**STATED TASK**
Using the listing below, extract each line that has the word "this" in it.

____________________

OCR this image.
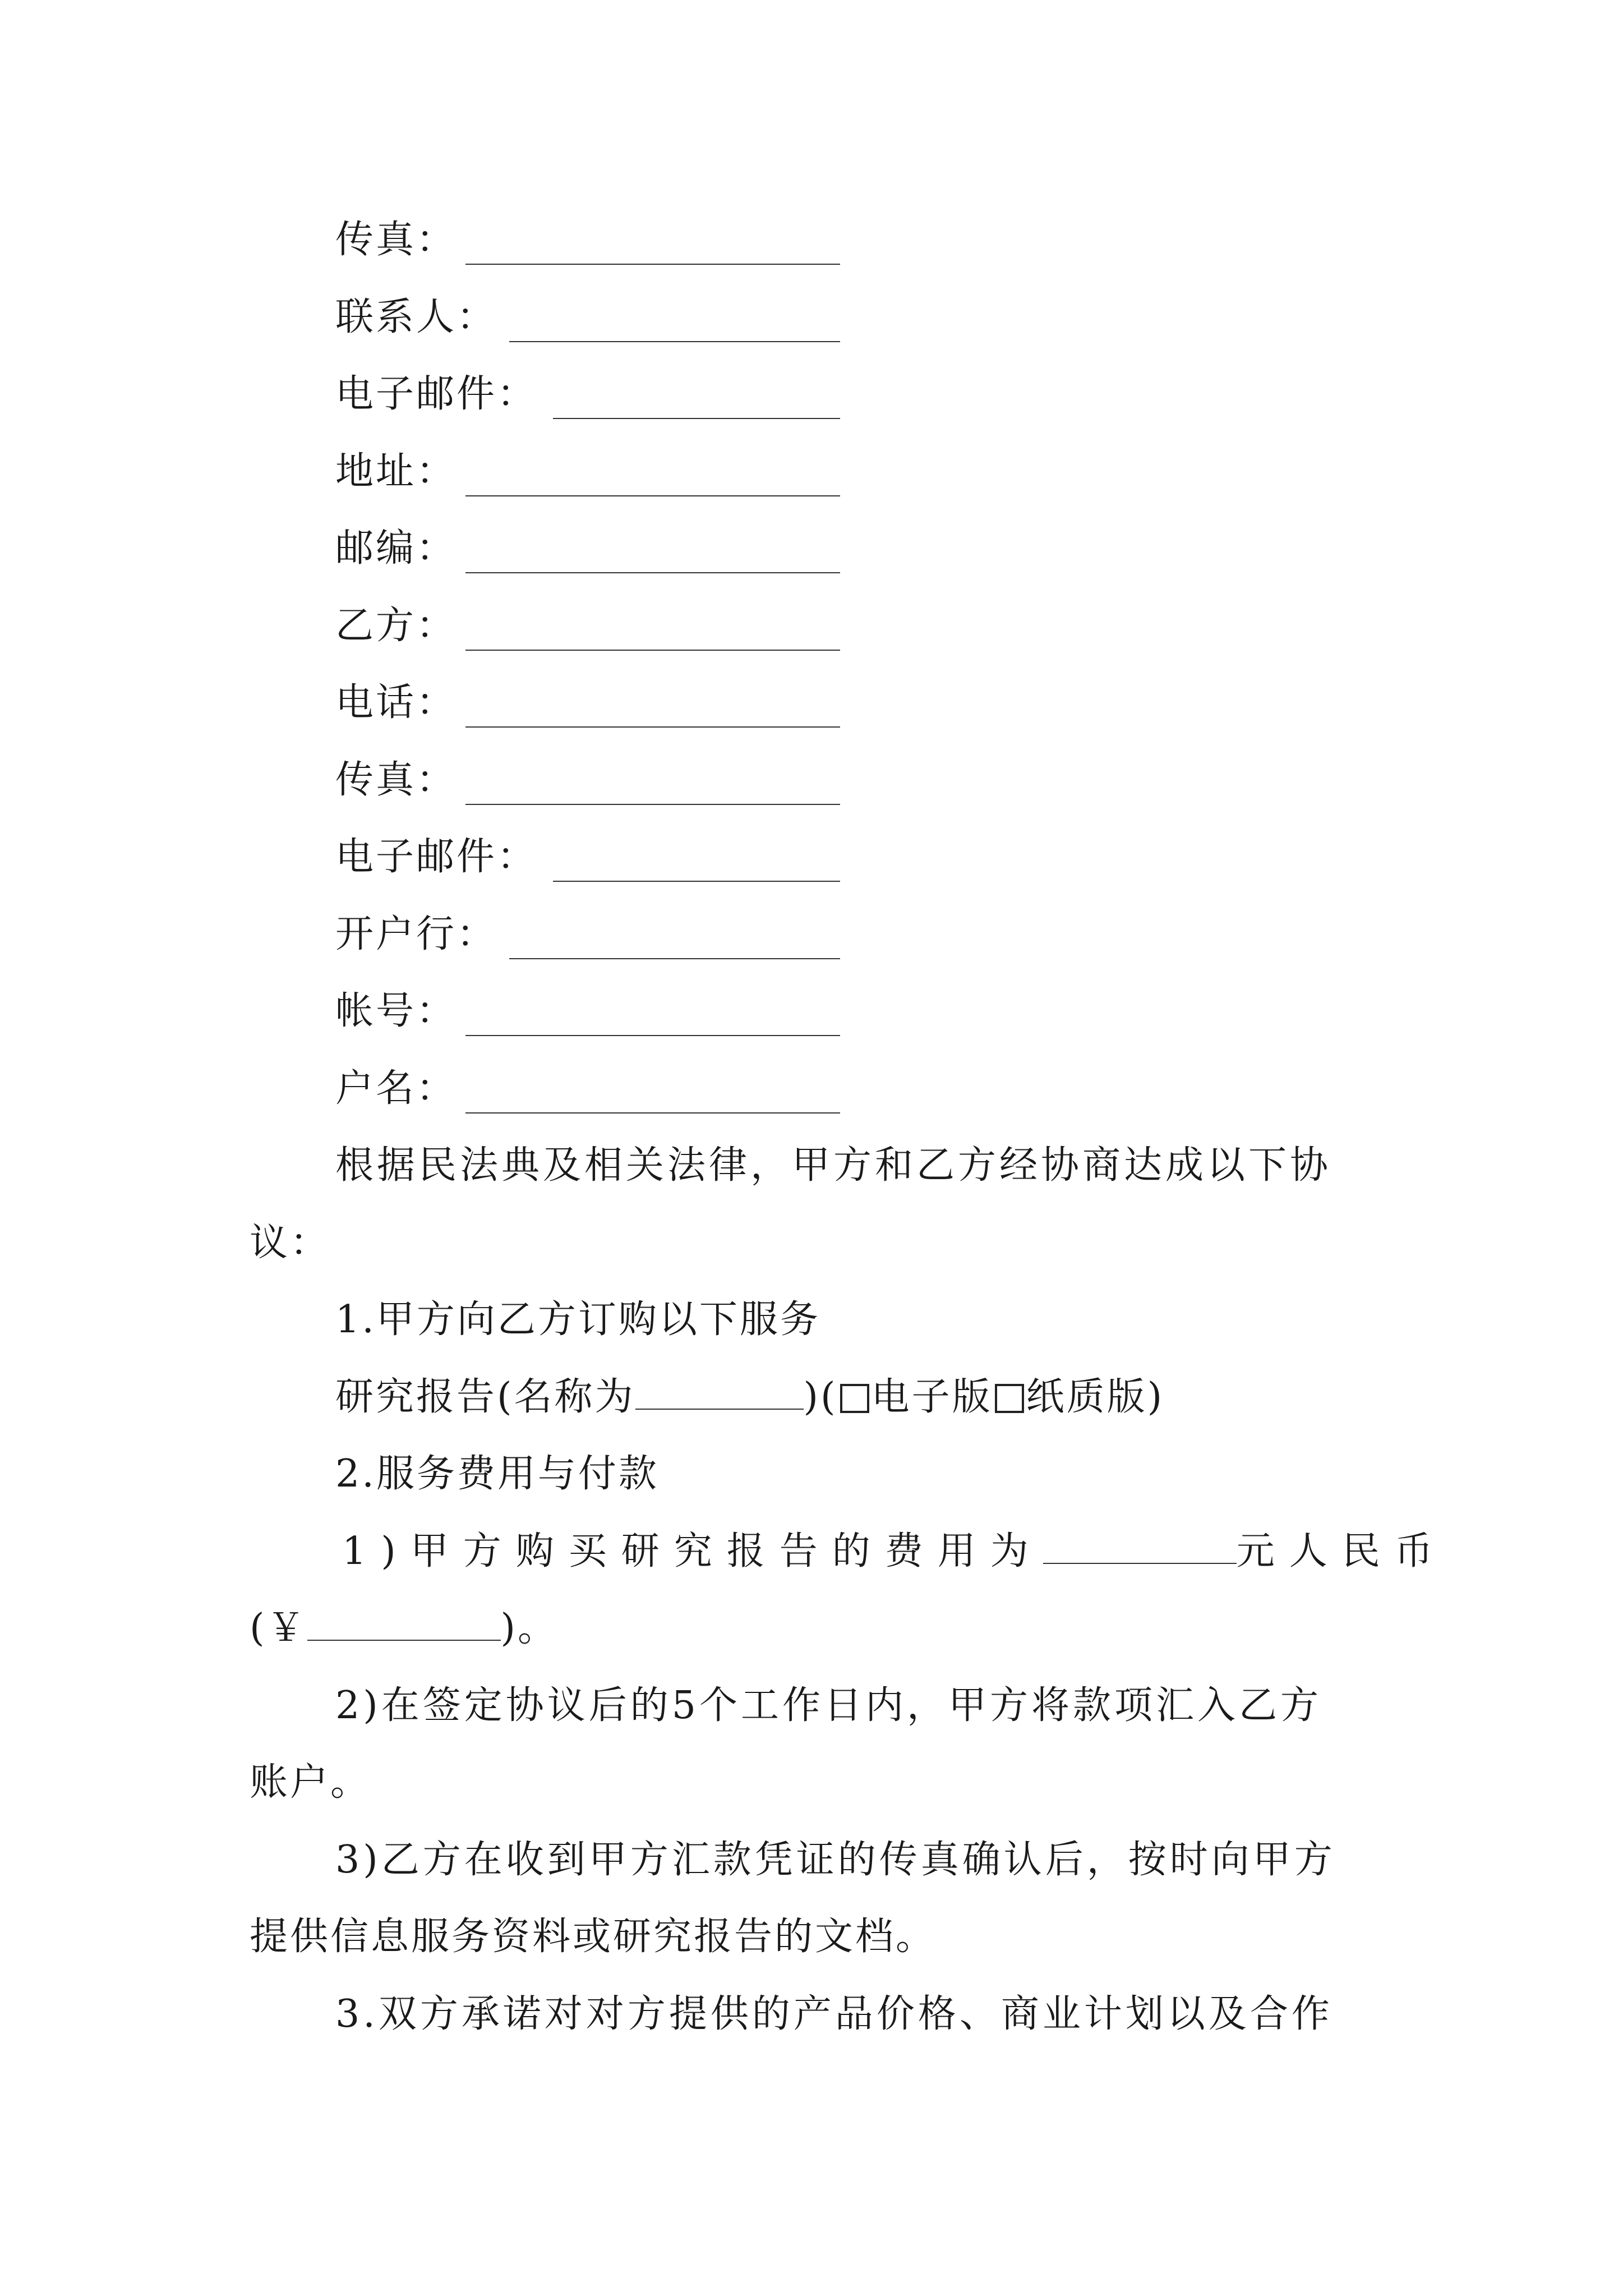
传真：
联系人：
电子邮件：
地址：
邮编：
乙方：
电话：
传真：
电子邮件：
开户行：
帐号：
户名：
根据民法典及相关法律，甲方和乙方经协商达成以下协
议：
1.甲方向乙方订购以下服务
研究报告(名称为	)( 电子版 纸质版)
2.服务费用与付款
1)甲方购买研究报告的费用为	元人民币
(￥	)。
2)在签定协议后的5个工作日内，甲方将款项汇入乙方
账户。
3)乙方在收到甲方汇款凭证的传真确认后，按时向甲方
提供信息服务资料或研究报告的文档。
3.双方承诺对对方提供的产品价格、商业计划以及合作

____________________

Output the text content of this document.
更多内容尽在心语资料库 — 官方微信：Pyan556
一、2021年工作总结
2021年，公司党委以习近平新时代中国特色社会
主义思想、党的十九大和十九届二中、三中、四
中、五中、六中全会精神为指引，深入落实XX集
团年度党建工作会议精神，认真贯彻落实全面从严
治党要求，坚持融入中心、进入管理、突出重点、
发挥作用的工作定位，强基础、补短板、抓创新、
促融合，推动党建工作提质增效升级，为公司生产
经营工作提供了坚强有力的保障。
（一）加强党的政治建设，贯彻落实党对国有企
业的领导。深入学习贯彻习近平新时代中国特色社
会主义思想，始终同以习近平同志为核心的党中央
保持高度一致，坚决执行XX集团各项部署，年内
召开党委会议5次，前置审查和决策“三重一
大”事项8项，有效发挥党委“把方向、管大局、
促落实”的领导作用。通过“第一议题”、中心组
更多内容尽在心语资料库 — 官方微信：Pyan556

____________________

**TASK OUTPUT**
OCR this image.
Output the text content of this document.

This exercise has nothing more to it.